## [Your goal]
Print the complete set of entries exactly.

## [Supplied records]

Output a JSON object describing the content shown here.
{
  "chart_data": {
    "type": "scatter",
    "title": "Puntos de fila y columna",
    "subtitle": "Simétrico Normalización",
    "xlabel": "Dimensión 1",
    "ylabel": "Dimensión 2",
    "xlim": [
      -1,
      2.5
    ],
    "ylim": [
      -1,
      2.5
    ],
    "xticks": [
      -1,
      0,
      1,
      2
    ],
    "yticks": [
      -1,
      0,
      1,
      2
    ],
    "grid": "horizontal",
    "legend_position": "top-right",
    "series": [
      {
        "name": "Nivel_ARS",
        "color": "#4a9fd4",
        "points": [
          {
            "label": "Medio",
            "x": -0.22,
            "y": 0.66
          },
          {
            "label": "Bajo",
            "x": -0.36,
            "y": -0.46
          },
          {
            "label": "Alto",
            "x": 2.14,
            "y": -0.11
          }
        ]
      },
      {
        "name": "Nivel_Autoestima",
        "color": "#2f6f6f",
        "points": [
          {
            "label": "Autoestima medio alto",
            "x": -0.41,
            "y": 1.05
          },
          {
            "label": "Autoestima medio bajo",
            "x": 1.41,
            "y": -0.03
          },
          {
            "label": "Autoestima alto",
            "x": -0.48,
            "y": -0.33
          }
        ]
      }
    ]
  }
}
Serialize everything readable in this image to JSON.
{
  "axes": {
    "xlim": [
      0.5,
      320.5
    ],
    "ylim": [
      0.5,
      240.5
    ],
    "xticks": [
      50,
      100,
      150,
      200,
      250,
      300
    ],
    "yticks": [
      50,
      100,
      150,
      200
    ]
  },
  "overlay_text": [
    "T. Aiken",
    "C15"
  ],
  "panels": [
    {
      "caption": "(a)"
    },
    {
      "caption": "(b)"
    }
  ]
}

## [Task answer]
Output a JSON object describing the content shown here.
{
  "chart_data": {
    "type": "scatter",
    "title": "Puntos de fila y columna",
    "subtitle": "Simétrico Normalización",
    "xlabel": "Dimensión 1",
    "ylabel": "Dimensión 2",
    "xlim": [
      -1,
      2.5
    ],
    "ylim": [
      -1,
      2.5
    ],
    "xticks": [
      -1,
      0,
      1,
      2
    ],
    "yticks": [
      -1,
      0,
      1,
      2
    ],
    "grid": "horizontal",
    "legend_position": "top-right",
    "series": [
      {
        "name": "Nivel_ARS",
        "color": "#4a9fd4",
        "points": [
          {
            "label": "Medio",
            "x": -0.22,
            "y": 0.66
          },
          {
            "label": "Bajo",
            "x": -0.36,
            "y": -0.46
          },
          {
            "label": "Alto",
            "x": 2.14,
            "y": -0.11
          }
        ]
      },
      {
        "name": "Nivel_Autoestima",
        "color": "#2f6f6f",
        "points": [
          {
            "label": "Autoestima medio alto",
            "x": -0.41,
            "y": 1.05
          },
          {
            "label": "Autoestima medio bajo",
            "x": 1.41,
            "y": -0.03
          },
          {
            "label": "Autoestima alto",
            "x": -0.48,
            "y": -0.33
          }
        ]
      }
    ]
  }
}
Serialize everything readable in this image to JSON.
{
  "axes": {
    "xlim": [
      0.5,
      320.5
    ],
    "ylim": [
      0.5,
      240.5
    ],
    "xticks": [
      50,
      100,
      150,
      200,
      250,
      300
    ],
    "yticks": [
      50,
      100,
      150,
      200
    ]
  },
  "overlay_text": [
    "T. Aiken",
    "C15"
  ],
  "panels": [
    {
      "caption": "(a)"
    },
    {
      "caption": "(b)"
    }
  ]
}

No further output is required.